» Recorded data
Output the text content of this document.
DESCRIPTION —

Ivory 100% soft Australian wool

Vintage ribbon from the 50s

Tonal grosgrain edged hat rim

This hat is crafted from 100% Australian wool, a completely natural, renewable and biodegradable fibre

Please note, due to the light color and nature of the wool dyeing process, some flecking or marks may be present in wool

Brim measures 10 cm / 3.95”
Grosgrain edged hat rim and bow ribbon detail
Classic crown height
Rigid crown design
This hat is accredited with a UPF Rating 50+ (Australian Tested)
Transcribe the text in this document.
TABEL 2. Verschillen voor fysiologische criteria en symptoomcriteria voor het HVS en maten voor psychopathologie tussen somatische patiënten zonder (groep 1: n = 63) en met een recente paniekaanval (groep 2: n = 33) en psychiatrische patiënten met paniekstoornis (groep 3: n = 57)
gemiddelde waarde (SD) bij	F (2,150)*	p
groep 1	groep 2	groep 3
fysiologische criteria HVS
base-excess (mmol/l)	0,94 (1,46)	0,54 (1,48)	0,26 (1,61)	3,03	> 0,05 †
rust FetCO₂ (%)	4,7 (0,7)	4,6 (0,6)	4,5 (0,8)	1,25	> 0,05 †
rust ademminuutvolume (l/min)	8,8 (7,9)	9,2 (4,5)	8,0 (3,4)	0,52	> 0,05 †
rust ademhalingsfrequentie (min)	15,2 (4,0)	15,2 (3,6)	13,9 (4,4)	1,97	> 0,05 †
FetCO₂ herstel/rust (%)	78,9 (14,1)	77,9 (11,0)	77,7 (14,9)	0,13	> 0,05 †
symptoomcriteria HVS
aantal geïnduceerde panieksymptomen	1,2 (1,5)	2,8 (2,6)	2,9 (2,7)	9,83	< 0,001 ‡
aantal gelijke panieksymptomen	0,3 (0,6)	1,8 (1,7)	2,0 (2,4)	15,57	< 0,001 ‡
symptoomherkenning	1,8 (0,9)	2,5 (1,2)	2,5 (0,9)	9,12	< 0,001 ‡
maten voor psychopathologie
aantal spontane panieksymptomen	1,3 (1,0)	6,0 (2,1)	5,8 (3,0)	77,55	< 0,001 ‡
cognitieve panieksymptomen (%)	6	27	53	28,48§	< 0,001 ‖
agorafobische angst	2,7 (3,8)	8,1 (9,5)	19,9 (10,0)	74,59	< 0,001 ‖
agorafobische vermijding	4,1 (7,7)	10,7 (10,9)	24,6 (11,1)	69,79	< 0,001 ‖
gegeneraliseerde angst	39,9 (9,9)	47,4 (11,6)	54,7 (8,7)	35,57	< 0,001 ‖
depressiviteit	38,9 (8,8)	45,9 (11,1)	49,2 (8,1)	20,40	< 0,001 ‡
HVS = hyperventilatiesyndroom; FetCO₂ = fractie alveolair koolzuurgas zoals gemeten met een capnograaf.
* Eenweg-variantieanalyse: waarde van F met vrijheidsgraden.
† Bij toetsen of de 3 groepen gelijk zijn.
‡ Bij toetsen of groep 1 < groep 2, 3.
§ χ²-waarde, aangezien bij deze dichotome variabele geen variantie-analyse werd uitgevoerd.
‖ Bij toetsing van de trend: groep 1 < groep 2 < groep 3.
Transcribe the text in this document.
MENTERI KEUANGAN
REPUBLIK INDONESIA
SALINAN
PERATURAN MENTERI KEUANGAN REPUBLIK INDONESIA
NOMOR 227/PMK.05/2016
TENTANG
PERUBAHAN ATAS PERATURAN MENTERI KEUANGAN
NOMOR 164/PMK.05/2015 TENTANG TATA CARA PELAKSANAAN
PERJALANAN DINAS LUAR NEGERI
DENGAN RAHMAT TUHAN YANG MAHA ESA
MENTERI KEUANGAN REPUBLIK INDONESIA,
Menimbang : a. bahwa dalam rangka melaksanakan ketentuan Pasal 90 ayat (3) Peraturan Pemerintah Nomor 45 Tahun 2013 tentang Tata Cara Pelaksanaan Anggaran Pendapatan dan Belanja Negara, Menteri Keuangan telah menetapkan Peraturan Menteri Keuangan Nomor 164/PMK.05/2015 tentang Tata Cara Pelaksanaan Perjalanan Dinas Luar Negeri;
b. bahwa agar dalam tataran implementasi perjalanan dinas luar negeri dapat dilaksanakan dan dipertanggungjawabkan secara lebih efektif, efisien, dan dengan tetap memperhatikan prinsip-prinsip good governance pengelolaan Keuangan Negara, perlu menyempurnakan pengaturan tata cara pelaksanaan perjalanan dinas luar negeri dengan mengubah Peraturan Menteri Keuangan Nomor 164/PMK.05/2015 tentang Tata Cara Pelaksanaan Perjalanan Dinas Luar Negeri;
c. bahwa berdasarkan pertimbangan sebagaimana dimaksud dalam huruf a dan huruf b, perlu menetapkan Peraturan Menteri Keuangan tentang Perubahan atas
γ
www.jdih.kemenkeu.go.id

---

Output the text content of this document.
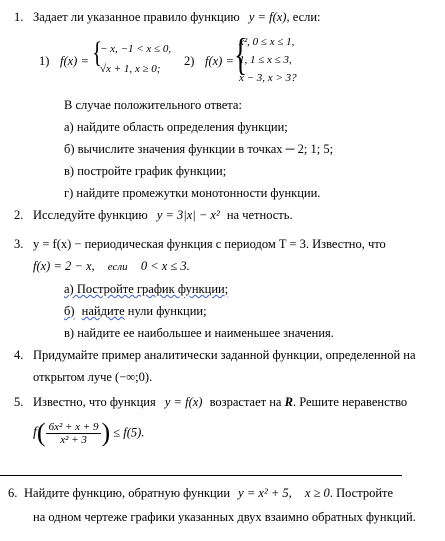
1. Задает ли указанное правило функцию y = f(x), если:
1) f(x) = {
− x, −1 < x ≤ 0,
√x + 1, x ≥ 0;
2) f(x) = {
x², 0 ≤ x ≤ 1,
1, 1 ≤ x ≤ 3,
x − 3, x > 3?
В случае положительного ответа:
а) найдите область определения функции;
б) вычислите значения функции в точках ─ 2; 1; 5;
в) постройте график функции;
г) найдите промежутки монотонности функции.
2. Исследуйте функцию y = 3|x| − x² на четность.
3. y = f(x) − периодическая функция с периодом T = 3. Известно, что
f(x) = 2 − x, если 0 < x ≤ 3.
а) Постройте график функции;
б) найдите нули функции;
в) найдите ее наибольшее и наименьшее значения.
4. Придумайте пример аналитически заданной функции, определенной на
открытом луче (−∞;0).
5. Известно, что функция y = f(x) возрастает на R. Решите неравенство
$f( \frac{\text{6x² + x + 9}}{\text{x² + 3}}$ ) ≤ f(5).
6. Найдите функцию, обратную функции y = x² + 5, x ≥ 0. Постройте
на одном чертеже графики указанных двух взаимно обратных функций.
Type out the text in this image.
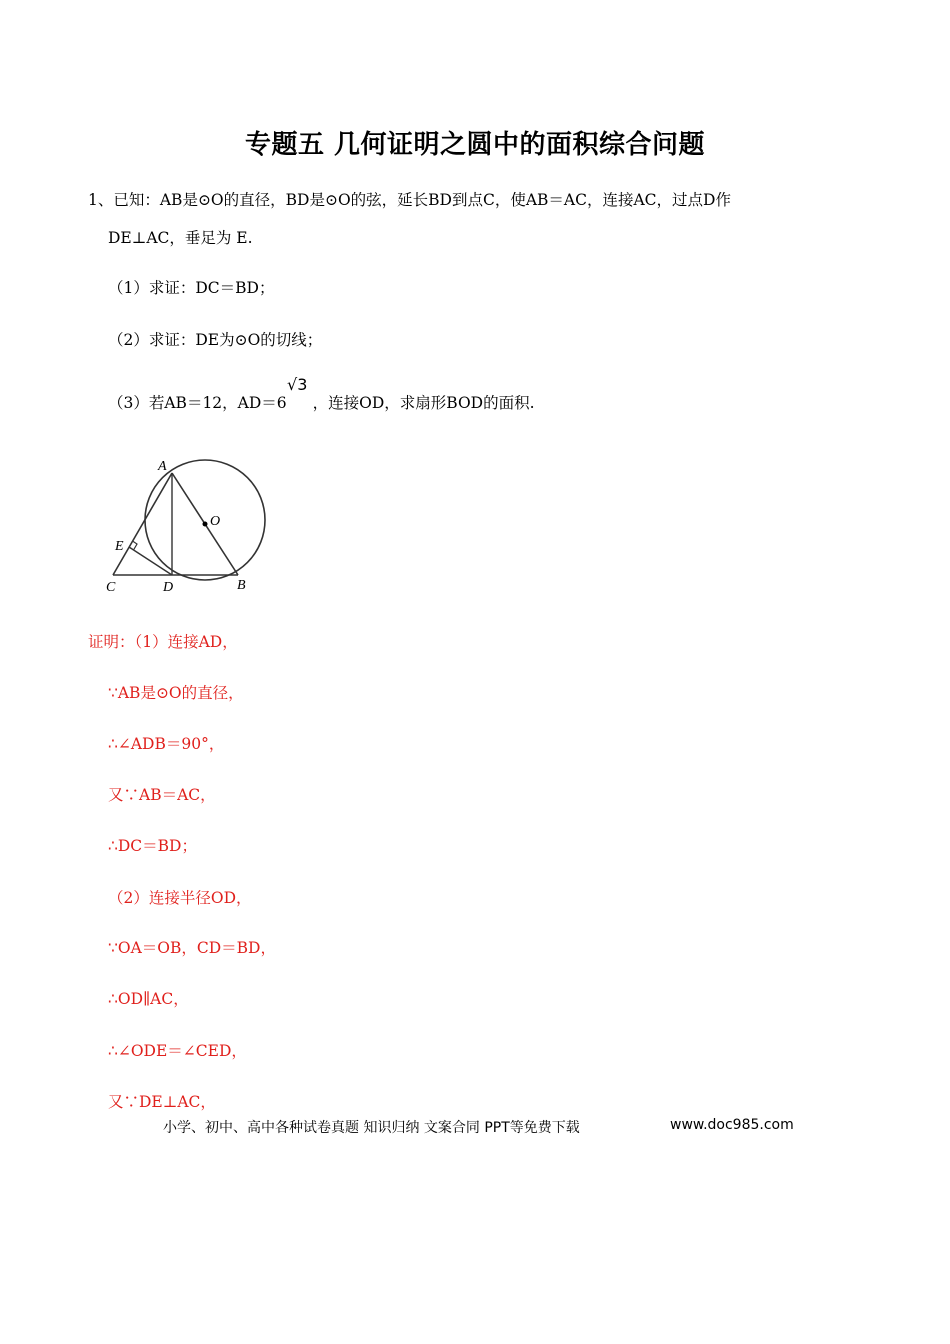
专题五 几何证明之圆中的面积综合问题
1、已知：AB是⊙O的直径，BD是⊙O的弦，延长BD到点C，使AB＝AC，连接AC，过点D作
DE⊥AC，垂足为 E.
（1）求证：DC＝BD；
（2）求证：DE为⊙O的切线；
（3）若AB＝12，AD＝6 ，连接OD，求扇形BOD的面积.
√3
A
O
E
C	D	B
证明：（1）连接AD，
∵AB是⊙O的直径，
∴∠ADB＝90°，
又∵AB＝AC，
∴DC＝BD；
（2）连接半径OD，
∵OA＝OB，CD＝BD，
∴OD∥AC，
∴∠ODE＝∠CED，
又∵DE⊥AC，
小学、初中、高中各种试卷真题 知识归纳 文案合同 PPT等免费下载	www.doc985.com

==

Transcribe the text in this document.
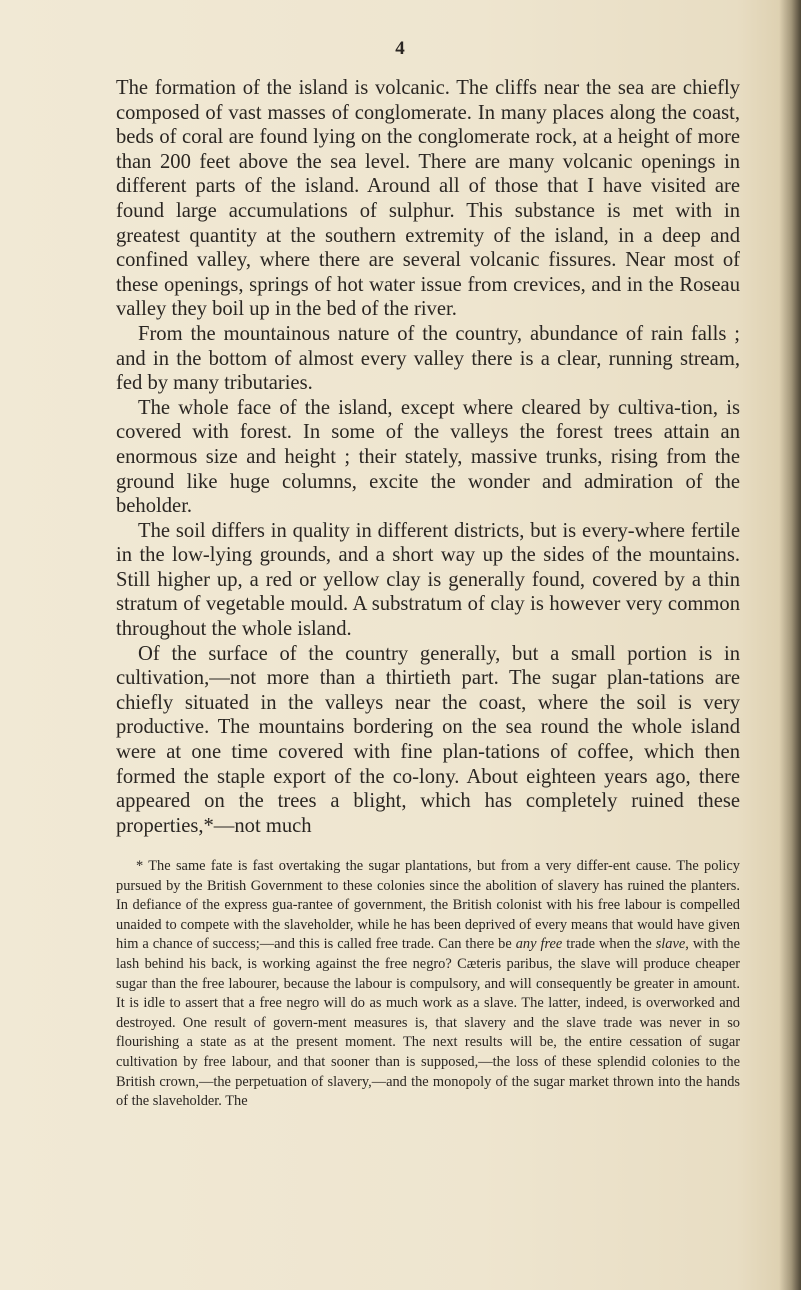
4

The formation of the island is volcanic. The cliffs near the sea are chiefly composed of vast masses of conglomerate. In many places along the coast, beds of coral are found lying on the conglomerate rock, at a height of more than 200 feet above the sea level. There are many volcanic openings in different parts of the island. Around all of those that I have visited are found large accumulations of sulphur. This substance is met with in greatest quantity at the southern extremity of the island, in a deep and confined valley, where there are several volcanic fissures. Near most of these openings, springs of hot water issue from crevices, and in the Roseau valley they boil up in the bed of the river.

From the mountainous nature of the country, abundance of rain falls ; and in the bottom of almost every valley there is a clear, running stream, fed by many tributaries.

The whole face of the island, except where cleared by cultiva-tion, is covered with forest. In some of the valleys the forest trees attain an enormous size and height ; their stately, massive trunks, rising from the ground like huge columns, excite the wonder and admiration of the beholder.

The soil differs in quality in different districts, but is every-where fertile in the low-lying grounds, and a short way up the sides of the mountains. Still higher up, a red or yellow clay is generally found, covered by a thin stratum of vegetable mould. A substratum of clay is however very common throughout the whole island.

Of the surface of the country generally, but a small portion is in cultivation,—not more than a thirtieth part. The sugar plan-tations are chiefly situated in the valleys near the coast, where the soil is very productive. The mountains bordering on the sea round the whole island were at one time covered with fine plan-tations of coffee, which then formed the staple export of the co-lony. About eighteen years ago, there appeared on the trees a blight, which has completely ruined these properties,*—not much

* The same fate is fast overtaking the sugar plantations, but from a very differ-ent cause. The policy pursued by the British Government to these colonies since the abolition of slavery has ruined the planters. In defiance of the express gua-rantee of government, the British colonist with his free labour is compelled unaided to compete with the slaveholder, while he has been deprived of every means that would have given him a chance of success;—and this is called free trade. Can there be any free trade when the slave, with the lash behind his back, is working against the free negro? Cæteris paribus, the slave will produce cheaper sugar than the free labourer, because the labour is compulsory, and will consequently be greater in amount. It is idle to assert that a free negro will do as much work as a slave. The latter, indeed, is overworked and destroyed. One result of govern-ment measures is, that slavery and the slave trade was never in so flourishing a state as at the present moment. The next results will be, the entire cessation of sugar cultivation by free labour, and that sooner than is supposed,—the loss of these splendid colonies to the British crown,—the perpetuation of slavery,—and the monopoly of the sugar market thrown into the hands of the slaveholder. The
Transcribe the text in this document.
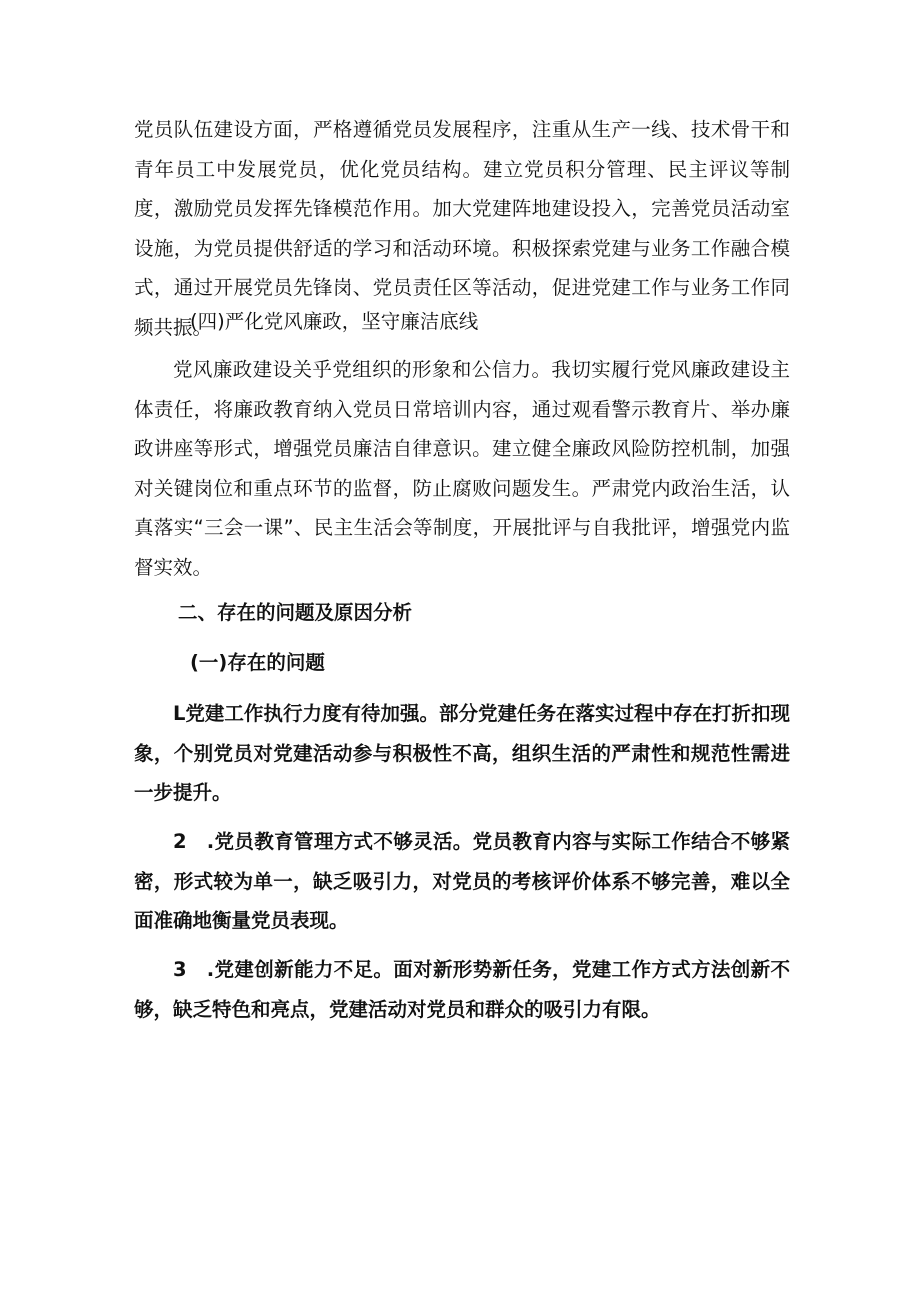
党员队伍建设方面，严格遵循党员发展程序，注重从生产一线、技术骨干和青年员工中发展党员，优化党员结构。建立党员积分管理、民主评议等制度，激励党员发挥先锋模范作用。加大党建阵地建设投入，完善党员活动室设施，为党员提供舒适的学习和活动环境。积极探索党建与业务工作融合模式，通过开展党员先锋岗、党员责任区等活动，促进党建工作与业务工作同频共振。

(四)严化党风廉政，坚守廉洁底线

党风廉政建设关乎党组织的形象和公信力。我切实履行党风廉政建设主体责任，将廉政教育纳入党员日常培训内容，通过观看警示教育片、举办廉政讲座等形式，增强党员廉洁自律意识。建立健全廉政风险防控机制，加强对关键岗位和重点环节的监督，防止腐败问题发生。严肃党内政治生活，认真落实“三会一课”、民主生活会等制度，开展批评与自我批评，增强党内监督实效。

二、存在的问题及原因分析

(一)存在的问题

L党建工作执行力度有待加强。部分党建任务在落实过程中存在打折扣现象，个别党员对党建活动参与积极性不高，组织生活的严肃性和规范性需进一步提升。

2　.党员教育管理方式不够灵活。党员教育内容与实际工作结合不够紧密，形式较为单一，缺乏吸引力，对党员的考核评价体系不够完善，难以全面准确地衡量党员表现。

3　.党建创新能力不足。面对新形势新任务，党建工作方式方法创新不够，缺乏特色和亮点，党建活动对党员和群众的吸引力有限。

» Required work
Reply with one number: the count of lines in the entries that include the word "coast".

» Full solution
2